+++ Extracted material +++

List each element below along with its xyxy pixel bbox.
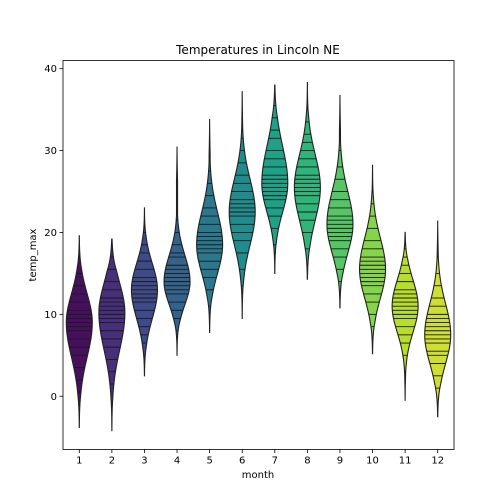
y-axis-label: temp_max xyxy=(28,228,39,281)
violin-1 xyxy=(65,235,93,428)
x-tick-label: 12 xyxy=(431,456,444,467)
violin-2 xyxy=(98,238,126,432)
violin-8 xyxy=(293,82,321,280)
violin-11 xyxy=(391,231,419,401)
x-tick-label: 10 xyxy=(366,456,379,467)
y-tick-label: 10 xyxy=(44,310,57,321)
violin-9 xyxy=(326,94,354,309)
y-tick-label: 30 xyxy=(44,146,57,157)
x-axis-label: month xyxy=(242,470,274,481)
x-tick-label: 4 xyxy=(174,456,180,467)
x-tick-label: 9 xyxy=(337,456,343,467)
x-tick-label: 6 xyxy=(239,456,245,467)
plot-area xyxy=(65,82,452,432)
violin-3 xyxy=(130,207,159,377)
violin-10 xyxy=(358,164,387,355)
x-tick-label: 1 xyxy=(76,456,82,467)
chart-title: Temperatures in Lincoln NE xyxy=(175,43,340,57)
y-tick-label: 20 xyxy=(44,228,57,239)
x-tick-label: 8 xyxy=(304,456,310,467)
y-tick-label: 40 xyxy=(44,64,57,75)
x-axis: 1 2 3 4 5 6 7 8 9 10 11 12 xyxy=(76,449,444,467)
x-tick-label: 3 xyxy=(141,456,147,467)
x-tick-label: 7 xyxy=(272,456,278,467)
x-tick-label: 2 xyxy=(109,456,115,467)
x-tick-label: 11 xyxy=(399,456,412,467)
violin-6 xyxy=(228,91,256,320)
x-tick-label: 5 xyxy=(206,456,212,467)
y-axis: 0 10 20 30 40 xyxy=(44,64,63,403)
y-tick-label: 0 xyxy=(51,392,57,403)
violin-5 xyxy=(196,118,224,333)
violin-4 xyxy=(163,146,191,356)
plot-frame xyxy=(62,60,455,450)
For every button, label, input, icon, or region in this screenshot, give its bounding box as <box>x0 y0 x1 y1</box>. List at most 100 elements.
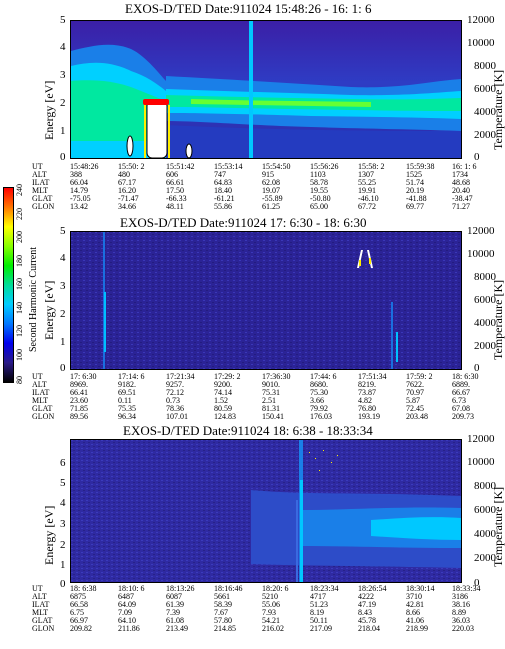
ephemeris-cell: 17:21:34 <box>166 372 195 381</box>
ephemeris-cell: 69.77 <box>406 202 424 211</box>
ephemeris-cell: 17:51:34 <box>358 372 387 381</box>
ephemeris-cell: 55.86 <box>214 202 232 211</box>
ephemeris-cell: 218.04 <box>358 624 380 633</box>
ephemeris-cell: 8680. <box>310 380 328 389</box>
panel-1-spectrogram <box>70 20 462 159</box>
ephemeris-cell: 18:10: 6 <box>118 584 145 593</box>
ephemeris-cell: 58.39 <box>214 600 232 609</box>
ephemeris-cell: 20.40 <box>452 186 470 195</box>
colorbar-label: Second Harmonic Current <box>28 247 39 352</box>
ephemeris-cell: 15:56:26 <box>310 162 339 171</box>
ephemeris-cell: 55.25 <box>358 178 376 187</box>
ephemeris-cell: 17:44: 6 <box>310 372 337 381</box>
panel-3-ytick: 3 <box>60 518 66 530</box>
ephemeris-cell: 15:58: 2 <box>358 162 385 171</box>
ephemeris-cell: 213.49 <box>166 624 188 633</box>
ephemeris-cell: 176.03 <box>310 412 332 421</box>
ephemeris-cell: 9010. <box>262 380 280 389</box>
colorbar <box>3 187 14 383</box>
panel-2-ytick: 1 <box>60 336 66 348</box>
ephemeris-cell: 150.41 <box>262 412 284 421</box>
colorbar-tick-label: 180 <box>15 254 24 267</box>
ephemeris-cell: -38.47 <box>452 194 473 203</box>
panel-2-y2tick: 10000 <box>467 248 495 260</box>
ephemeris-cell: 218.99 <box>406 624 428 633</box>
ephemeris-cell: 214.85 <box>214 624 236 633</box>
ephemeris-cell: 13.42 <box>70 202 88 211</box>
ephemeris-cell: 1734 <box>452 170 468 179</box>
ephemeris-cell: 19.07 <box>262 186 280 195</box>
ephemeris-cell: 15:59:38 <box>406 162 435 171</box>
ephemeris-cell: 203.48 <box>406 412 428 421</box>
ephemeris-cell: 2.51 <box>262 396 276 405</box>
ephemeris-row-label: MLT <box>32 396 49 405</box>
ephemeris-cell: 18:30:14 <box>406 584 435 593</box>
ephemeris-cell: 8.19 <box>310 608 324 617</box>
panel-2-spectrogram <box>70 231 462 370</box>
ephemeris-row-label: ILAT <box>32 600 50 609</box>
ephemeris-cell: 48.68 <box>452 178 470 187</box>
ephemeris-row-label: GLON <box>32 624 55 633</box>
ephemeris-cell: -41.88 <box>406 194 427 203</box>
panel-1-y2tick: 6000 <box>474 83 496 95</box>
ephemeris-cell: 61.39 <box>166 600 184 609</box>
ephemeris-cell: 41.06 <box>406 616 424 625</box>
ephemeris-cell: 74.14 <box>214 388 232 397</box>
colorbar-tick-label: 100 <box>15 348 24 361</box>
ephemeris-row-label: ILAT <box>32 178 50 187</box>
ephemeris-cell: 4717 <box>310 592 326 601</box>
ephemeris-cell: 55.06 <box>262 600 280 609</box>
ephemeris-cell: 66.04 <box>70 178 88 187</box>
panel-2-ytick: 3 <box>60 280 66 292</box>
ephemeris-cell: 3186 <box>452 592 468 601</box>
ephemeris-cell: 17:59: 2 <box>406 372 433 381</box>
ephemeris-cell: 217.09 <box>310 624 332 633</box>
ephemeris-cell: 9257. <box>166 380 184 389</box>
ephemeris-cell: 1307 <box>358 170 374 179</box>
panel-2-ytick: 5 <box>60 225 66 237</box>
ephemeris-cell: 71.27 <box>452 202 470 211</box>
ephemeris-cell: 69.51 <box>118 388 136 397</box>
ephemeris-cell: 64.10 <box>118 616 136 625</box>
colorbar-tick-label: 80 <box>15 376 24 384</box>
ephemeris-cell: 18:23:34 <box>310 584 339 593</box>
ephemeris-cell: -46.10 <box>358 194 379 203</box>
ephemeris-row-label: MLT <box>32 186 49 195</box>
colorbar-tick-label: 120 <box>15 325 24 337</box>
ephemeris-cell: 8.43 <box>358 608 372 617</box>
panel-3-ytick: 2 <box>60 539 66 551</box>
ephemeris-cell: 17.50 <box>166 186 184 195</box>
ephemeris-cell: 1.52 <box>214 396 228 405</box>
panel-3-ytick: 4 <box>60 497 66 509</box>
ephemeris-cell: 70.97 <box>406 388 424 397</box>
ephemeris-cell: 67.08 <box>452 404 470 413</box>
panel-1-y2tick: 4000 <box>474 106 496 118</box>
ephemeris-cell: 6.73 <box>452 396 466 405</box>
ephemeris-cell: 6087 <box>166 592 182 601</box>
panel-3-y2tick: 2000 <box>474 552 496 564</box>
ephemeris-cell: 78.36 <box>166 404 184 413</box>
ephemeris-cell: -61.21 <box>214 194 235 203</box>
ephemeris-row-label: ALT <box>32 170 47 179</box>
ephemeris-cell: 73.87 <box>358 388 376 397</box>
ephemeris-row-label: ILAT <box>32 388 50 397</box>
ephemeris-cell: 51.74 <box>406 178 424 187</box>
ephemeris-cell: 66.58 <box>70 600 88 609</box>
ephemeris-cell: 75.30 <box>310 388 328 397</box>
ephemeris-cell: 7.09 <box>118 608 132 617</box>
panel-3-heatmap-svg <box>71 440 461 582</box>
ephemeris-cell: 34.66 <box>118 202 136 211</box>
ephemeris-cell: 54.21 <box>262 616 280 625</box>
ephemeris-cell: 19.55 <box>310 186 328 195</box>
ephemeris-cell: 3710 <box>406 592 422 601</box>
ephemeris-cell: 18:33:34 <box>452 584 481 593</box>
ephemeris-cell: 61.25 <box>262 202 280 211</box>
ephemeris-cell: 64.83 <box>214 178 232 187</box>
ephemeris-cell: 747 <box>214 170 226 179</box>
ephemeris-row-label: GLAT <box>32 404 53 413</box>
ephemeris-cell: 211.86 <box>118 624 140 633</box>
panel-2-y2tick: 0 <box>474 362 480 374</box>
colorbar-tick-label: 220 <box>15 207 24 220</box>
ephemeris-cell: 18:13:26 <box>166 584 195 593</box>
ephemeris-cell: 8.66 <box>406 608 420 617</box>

+++

What the exercise asks:
Report how many lines in the data above contain the string "ILAT", where case counts. Give only the number.

Result of this task:
3